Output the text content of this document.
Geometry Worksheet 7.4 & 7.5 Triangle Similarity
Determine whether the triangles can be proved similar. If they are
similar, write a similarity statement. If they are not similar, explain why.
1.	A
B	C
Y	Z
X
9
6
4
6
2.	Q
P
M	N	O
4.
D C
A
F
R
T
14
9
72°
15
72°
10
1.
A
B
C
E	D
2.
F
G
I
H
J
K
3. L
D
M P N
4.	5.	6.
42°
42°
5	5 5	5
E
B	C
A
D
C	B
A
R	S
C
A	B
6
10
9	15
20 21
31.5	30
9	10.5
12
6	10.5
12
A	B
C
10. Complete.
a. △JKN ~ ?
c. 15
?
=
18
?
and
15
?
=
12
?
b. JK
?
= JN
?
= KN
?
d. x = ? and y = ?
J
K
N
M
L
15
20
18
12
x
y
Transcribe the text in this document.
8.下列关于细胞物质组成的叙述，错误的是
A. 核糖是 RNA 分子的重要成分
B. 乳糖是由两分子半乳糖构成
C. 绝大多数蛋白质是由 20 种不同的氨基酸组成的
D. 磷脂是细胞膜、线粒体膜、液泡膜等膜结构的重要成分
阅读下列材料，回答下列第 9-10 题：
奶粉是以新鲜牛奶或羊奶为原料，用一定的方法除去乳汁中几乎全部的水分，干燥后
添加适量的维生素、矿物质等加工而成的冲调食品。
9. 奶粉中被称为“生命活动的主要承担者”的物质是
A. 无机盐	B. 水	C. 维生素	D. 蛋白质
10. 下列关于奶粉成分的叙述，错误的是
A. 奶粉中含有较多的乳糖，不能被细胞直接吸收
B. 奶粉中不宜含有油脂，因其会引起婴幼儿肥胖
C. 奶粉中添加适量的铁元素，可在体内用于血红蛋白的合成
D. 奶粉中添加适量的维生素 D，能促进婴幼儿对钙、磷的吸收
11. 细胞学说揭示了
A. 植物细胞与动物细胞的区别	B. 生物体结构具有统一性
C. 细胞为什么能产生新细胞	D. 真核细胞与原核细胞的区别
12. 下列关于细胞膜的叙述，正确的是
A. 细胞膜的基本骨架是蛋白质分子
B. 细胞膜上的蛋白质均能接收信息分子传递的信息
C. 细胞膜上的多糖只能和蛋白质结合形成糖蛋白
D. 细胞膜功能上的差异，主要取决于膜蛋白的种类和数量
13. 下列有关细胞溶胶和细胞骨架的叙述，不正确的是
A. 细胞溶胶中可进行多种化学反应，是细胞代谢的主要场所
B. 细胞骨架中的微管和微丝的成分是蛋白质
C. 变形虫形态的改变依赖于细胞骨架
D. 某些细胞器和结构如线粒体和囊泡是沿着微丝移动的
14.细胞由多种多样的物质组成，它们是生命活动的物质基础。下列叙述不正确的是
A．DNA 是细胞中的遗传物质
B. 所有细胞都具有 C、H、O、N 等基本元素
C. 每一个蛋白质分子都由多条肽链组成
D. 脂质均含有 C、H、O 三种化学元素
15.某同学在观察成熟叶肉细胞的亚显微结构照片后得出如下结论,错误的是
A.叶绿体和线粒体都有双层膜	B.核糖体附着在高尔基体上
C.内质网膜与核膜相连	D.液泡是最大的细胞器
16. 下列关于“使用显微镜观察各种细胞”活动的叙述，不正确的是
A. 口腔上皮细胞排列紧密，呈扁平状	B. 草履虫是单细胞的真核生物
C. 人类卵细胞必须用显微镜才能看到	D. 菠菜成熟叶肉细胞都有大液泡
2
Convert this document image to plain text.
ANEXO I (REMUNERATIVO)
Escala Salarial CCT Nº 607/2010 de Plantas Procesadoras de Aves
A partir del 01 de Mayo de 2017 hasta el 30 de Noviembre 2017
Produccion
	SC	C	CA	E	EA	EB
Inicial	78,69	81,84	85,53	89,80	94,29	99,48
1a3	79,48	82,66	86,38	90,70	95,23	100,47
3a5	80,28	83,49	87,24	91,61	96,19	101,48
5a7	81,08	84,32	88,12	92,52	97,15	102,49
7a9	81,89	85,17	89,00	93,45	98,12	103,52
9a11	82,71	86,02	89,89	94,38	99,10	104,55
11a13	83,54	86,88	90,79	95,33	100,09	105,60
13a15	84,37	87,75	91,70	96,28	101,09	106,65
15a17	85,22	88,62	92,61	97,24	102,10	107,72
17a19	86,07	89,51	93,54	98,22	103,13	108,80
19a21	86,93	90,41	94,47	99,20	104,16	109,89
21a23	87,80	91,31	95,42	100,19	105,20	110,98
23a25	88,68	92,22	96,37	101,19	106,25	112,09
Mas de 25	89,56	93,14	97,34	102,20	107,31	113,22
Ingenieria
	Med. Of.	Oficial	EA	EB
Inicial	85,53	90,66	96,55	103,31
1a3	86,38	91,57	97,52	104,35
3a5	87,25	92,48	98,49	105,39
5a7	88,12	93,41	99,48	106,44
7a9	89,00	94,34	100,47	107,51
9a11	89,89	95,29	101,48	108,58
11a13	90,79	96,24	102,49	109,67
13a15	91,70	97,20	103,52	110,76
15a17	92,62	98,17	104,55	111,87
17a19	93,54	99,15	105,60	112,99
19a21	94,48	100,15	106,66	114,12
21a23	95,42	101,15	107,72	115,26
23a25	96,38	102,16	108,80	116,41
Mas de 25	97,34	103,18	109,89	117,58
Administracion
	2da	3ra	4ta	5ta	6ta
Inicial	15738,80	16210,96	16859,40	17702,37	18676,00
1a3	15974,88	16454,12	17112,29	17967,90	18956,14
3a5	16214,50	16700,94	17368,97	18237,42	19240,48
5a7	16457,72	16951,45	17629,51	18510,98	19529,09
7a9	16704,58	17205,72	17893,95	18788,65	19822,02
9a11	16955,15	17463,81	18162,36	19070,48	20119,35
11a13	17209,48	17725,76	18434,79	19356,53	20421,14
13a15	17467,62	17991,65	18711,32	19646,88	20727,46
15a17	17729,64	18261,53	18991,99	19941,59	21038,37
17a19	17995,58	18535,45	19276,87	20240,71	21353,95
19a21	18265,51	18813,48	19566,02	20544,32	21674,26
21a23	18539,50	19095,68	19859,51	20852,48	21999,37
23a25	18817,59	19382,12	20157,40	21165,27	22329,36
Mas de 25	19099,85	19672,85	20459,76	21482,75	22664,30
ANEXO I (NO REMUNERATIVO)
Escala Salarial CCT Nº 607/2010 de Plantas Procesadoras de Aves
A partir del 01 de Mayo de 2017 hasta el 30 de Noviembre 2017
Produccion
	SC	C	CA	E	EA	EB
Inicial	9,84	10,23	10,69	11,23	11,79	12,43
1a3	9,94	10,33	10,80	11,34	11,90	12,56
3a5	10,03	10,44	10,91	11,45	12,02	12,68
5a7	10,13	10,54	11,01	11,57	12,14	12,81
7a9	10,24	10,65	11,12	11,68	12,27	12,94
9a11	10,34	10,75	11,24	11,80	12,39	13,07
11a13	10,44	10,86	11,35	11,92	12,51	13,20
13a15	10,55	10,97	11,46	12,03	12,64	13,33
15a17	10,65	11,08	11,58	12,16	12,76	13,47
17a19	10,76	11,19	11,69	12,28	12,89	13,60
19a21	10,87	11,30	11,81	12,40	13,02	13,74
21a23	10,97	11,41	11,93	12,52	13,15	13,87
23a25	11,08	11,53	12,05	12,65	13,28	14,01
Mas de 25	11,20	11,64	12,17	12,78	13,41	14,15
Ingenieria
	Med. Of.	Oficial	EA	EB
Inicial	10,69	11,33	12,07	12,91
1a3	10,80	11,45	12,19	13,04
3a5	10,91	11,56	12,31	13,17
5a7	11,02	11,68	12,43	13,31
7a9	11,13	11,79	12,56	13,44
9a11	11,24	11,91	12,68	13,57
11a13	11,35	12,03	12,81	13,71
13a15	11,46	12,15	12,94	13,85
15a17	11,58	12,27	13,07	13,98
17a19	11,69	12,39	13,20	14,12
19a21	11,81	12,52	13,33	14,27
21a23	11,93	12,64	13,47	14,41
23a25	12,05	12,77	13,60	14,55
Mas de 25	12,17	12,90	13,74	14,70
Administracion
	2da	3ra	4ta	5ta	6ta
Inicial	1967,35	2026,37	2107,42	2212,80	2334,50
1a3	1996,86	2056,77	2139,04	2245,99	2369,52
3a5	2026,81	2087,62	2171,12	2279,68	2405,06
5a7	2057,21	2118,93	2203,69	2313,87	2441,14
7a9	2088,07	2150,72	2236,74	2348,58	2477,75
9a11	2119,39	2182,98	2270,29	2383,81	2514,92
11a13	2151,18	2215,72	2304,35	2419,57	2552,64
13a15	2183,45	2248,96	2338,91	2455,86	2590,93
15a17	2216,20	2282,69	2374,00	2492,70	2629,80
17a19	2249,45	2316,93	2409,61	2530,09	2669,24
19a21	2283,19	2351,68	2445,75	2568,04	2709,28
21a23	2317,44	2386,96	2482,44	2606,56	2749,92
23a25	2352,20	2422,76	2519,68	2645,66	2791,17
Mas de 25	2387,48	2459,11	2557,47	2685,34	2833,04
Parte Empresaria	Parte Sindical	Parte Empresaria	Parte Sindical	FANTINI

## EXERCISE BRIEF
Go through the material above and count the lines that include "REMUNERATIVO". Give the number alone.

## OUTPUT
2